## begin

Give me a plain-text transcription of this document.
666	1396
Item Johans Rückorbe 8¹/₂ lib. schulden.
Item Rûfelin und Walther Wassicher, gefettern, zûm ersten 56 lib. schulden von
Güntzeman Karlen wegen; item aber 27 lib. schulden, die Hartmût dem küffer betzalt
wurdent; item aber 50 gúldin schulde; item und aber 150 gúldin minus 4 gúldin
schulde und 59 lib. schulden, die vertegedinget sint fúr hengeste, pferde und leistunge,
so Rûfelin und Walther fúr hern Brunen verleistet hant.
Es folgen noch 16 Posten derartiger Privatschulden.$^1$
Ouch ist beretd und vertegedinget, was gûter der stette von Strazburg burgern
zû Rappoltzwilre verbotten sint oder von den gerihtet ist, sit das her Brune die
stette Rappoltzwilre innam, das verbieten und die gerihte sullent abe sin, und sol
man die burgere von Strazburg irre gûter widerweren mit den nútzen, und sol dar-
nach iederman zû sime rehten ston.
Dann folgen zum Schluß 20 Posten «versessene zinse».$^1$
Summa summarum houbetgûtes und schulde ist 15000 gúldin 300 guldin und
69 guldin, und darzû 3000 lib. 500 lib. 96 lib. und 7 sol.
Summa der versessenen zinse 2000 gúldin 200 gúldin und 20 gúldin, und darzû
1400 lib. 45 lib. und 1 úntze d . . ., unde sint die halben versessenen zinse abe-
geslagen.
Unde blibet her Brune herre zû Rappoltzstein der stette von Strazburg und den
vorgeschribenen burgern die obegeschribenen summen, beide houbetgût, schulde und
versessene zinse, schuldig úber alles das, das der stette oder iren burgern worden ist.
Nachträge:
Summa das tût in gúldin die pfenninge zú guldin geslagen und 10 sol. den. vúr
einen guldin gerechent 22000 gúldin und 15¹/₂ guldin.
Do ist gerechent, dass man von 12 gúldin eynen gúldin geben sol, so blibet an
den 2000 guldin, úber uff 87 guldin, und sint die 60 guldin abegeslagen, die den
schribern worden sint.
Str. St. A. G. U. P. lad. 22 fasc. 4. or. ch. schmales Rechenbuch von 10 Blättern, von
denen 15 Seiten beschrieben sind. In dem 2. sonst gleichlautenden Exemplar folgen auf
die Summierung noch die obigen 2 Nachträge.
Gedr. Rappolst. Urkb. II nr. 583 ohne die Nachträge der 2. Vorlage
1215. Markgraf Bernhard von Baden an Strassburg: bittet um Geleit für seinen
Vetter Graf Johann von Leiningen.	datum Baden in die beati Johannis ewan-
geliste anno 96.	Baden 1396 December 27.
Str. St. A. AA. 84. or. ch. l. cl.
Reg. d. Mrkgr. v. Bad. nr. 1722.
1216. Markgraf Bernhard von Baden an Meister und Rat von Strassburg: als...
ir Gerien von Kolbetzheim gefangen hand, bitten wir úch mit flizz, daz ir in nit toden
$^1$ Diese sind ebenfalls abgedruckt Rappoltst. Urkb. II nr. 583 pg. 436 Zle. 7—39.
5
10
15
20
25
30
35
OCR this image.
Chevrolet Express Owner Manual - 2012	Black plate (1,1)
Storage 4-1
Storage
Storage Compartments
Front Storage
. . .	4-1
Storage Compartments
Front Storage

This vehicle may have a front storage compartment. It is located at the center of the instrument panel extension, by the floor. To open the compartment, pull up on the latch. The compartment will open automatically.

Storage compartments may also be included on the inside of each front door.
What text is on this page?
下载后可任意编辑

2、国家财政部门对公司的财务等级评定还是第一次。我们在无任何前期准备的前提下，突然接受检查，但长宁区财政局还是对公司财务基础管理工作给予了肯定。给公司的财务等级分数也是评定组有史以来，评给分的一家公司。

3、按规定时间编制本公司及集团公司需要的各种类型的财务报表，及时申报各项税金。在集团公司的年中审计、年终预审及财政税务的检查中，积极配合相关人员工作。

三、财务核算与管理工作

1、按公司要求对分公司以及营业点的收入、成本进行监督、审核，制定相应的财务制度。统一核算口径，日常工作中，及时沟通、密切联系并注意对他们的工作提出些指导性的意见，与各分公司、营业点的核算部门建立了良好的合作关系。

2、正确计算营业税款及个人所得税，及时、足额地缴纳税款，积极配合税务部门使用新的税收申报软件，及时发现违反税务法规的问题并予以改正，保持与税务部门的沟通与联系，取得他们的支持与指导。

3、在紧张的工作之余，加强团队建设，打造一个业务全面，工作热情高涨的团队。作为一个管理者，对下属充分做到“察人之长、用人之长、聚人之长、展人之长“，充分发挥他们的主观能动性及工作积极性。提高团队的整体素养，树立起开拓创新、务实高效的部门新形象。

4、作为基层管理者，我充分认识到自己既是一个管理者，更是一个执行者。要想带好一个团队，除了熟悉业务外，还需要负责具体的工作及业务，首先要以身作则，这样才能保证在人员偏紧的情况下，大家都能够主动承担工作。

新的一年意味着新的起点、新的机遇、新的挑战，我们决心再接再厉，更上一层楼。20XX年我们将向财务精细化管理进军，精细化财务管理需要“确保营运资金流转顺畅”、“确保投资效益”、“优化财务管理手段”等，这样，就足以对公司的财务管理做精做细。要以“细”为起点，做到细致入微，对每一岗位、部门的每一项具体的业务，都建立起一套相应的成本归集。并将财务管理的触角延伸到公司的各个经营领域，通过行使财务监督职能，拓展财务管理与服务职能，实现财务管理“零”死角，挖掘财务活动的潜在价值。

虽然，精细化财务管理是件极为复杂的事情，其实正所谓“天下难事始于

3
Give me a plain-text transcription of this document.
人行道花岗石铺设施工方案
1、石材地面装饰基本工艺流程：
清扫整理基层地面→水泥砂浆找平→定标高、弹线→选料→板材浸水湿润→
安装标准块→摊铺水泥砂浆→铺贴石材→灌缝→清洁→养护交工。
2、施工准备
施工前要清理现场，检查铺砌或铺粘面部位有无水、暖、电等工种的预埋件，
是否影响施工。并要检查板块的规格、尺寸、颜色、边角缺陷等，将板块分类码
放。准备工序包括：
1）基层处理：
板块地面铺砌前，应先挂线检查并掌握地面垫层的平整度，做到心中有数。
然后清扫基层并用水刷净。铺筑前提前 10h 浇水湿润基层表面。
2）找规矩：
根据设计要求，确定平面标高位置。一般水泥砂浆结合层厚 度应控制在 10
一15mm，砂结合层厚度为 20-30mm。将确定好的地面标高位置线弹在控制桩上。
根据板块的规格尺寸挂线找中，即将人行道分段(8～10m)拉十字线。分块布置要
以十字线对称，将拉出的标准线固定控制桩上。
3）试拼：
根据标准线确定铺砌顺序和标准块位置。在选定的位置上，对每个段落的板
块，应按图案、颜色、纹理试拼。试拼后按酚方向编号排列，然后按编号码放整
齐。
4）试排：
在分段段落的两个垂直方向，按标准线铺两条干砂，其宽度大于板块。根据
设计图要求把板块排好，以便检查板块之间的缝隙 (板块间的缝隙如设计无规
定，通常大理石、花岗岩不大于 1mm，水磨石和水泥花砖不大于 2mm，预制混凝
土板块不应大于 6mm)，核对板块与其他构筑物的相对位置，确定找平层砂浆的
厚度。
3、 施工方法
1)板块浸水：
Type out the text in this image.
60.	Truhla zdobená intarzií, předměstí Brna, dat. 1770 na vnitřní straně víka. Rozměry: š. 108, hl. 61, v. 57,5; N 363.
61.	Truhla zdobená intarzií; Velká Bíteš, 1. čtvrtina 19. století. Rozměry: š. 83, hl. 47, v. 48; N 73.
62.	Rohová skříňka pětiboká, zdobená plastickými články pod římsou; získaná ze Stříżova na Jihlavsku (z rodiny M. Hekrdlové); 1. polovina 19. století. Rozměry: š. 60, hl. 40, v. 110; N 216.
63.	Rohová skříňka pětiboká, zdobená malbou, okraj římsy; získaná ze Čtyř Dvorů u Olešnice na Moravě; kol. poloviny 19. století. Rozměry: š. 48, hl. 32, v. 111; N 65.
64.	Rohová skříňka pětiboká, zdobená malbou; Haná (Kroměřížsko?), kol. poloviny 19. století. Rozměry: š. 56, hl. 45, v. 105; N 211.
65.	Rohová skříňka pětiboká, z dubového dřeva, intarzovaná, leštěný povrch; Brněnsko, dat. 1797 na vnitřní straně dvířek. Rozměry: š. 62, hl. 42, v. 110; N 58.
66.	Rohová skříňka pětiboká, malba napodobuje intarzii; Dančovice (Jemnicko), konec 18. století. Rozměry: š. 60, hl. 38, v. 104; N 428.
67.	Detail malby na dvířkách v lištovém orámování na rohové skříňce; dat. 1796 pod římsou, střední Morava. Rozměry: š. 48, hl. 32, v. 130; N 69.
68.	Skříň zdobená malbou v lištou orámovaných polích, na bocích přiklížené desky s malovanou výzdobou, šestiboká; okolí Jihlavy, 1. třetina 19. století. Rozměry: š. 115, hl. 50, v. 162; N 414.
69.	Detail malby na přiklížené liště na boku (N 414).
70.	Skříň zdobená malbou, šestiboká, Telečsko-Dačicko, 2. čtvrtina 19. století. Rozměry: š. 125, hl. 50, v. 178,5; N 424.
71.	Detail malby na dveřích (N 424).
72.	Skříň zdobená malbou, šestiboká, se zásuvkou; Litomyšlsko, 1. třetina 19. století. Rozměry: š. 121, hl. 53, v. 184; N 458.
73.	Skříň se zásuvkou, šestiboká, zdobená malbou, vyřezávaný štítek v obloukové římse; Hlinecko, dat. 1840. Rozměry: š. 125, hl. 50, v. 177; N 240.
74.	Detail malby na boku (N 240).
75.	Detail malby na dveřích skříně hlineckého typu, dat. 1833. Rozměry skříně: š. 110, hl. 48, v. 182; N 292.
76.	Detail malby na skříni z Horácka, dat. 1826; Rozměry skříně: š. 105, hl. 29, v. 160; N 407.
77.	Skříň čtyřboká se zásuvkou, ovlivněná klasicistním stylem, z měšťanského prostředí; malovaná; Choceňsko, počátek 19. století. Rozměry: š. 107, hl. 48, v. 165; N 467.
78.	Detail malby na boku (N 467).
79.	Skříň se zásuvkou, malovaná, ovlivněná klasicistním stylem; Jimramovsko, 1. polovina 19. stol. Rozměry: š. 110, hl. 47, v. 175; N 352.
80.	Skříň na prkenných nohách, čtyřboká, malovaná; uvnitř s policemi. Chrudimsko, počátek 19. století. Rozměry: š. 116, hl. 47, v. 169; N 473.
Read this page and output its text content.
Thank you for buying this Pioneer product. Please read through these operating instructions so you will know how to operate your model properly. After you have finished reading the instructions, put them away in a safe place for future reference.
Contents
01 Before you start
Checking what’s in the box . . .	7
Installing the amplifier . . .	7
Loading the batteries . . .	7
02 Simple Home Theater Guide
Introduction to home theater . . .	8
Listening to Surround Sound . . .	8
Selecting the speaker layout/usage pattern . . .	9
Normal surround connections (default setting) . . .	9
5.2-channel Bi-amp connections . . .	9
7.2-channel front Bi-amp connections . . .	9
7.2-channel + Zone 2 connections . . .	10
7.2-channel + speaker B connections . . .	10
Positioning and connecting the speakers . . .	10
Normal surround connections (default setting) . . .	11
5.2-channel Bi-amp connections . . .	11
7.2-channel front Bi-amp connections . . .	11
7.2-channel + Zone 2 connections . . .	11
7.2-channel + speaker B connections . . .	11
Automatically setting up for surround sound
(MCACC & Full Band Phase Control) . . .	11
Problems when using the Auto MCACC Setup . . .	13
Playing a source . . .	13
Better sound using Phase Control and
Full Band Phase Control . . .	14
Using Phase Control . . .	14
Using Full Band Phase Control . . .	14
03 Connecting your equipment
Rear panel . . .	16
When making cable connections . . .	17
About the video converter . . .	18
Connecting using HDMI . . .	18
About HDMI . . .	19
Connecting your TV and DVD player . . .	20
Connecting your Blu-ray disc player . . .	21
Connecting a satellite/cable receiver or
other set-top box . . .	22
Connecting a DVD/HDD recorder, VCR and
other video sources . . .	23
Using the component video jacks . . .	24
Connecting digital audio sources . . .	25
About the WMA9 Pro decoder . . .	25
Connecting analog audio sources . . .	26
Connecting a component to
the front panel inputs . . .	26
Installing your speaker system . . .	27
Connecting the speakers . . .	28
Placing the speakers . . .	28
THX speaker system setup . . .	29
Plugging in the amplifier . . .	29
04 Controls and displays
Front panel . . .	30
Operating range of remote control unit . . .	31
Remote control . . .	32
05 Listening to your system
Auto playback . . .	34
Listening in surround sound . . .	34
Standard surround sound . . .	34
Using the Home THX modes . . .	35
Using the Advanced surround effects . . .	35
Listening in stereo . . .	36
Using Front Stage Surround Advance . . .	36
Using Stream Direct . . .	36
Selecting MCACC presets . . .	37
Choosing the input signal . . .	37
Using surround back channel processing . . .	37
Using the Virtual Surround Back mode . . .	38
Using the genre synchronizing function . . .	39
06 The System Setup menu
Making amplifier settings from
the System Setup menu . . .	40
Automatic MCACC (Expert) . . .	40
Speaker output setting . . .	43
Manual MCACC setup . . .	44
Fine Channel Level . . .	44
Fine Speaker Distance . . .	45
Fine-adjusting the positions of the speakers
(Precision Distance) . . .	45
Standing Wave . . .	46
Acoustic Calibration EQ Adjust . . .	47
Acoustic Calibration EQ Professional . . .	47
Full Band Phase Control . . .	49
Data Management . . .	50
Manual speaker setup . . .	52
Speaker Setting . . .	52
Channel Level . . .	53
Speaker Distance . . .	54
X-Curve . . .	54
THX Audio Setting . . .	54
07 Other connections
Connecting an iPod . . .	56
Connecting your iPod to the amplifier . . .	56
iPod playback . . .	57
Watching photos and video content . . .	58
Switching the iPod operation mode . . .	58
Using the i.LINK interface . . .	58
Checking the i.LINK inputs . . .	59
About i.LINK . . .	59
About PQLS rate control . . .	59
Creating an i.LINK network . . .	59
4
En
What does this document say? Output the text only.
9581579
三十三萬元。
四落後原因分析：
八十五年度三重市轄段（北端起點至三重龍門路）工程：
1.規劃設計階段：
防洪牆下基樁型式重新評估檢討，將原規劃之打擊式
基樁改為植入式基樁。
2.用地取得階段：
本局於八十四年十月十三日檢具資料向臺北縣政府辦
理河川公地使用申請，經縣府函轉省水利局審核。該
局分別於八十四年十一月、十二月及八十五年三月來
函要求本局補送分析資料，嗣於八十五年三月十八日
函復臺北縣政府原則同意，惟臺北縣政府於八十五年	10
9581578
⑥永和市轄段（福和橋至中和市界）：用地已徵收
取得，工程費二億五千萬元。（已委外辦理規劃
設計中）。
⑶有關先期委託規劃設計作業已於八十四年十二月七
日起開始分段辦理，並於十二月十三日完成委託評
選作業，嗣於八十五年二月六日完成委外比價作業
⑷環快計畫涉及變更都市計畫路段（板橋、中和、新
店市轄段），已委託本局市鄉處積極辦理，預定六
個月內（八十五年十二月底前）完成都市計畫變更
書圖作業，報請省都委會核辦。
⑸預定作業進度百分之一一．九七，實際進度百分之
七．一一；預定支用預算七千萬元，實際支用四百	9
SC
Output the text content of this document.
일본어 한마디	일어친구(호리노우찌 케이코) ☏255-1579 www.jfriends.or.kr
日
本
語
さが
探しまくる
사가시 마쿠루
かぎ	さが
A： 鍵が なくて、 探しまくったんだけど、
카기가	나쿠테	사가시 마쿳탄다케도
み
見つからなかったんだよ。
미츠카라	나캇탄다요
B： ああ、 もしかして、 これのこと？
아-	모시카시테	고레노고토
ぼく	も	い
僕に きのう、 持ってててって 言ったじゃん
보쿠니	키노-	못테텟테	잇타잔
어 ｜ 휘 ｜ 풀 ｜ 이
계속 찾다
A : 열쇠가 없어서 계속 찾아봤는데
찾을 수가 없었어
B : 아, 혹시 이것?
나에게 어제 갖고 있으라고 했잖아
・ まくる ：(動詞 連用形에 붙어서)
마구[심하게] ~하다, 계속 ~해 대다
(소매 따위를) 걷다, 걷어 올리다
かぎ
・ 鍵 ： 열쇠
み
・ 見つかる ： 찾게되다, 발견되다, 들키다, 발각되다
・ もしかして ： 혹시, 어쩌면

## end

*REQUIREMENT*. Check each line above for the string "zásuvkou" and show the ones that have it.

*FULL OUTPUT*.
72.	Skříň zdobená malbou, šestiboká, se zásuvkou; Litomyšlsko, 1. třetina 19. století. Rozměry: š. 121, hl. 53, v. 184; N 458.
73.	Skříň se zásuvkou, šestiboká, zdobená malbou, vyřezávaný štítek v obloukové římse; Hlinecko, dat. 1840. Rozměry: š. 125, hl. 50, v. 177; N 240.
77.	Skříň čtyřboká se zásuvkou, ovlivněná klasicistním stylem, z měšťanského prostředí; malovaná; Choceňsko, počátek 19. století. Rozměry: š. 107, hl. 48, v. 165; N 467.
79.	Skříň se zásuvkou, malovaná, ovlivněná klasicistním stylem; Jimramovsko, 1. polovina 19. stol. Rozměry: š. 110, hl. 47, v. 175; N 352.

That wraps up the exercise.